[Available data]
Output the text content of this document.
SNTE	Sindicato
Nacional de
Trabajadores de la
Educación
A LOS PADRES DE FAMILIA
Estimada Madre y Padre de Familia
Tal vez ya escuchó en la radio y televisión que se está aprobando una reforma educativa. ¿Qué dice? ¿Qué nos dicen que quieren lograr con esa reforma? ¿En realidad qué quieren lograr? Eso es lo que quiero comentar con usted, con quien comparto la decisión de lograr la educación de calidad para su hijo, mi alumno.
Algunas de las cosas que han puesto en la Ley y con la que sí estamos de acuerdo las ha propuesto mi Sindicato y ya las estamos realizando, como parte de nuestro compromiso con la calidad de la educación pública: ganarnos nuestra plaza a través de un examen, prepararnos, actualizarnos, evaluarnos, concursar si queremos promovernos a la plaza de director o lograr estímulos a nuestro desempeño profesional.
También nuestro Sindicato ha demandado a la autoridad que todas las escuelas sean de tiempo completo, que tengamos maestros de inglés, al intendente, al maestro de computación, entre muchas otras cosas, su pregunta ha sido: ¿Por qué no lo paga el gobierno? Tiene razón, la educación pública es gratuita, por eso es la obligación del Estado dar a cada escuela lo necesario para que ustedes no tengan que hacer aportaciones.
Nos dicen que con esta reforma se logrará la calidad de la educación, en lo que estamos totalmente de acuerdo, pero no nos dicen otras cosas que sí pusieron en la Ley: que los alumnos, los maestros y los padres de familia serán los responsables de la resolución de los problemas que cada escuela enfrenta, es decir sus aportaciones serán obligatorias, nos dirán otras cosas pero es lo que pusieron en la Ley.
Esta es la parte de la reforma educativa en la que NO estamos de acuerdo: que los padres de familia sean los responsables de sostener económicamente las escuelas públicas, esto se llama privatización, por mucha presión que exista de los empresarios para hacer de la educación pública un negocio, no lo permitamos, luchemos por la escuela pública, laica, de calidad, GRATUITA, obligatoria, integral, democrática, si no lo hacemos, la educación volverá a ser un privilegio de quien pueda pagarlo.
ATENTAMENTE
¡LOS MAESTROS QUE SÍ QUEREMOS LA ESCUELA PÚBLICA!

[Exercise goal]
Send back every record, precisely as written.

[Final result]
Output the text content of this document.
SNTE	Sindicato
Nacional de
Trabajadores de la
Educación
A LOS PADRES DE FAMILIA
Estimada Madre y Padre de Familia
Tal vez ya escuchó en la radio y televisión que se está aprobando una reforma educativa. ¿Qué dice? ¿Qué nos dicen que quieren lograr con esa reforma? ¿En realidad qué quieren lograr? Eso es lo que quiero comentar con usted, con quien comparto la decisión de lograr la educación de calidad para su hijo, mi alumno.
Algunas de las cosas que han puesto en la Ley y con la que sí estamos de acuerdo las ha propuesto mi Sindicato y ya las estamos realizando, como parte de nuestro compromiso con la calidad de la educación pública: ganarnos nuestra plaza a través de un examen, prepararnos, actualizarnos, evaluarnos, concursar si queremos promovernos a la plaza de director o lograr estímulos a nuestro desempeño profesional.
También nuestro Sindicato ha demandado a la autoridad que todas las escuelas sean de tiempo completo, que tengamos maestros de inglés, al intendente, al maestro de computación, entre muchas otras cosas, su pregunta ha sido: ¿Por qué no lo paga el gobierno? Tiene razón, la educación pública es gratuita, por eso es la obligación del Estado dar a cada escuela lo necesario para que ustedes no tengan que hacer aportaciones.
Nos dicen que con esta reforma se logrará la calidad de la educación, en lo que estamos totalmente de acuerdo, pero no nos dicen otras cosas que sí pusieron en la Ley: que los alumnos, los maestros y los padres de familia serán los responsables de la resolución de los problemas que cada escuela enfrenta, es decir sus aportaciones serán obligatorias, nos dirán otras cosas pero es lo que pusieron en la Ley.
Esta es la parte de la reforma educativa en la que NO estamos de acuerdo: que los padres de familia sean los responsables de sostener económicamente las escuelas públicas, esto se llama privatización, por mucha presión que exista de los empresarios para hacer de la educación pública un negocio, no lo permitamos, luchemos por la escuela pública, laica, de calidad, GRATUITA, obligatoria, integral, democrática, si no lo hacemos, la educación volverá a ser un privilegio de quien pueda pagarlo.
ATENTAMENTE
¡LOS MAESTROS QUE SÍ QUEREMOS LA ESCUELA PÚBLICA!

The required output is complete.